Given task ::
Write out the material below exactly, beginning at the line that contains "What text is on this page?" and ending with its last line, both ends included; write nothing else.

Data for the task ::
□ □ □ □

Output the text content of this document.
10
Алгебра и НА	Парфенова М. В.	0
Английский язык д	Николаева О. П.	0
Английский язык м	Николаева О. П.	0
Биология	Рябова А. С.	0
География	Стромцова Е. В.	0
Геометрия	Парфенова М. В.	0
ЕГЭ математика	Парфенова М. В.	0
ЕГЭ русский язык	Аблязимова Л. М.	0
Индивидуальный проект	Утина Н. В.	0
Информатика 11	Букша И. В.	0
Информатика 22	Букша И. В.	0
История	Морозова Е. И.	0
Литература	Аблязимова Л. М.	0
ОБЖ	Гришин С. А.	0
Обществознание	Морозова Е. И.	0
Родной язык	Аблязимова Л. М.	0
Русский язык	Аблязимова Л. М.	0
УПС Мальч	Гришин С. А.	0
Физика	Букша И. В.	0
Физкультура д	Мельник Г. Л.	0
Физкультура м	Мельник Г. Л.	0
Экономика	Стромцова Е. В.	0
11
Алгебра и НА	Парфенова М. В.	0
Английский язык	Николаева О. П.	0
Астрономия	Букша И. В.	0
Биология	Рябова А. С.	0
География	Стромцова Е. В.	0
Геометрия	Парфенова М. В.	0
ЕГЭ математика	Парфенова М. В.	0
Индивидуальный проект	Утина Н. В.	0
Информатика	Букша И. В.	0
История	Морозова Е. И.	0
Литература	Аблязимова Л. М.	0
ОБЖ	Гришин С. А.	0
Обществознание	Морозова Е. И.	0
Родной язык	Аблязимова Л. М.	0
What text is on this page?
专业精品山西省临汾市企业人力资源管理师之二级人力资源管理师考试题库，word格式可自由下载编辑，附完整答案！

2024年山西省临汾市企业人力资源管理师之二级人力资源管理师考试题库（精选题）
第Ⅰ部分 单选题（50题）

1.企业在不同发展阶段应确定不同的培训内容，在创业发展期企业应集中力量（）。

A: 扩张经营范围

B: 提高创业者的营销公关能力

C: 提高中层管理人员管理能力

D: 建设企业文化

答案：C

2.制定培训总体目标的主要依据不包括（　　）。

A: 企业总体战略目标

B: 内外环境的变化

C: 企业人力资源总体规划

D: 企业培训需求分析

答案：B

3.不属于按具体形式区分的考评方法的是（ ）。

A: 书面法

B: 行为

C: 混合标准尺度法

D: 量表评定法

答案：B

□ □ □ □

Correct response ::
What text is on this page?
专业精品山西省临汾市企业人力资源管理师之二级人力资源管理师考试题库，word格式可自由下载编辑，附完整答案！

2024年山西省临汾市企业人力资源管理师之二级人力资源管理师考试题库（精选题）
第Ⅰ部分 单选题（50题）

1.企业在不同发展阶段应确定不同的培训内容，在创业发展期企业应集中力量（）。

A: 扩张经营范围

B: 提高创业者的营销公关能力

C: 提高中层管理人员管理能力

D: 建设企业文化

答案：C

2.制定培训总体目标的主要依据不包括（　　）。

A: 企业总体战略目标

B: 内外环境的变化

C: 企业人力资源总体规划

D: 企业培训需求分析

答案：B

3.不属于按具体形式区分的考评方法的是（ ）。

A: 书面法

B: 行为

C: 混合标准尺度法

D: 量表评定法

答案：B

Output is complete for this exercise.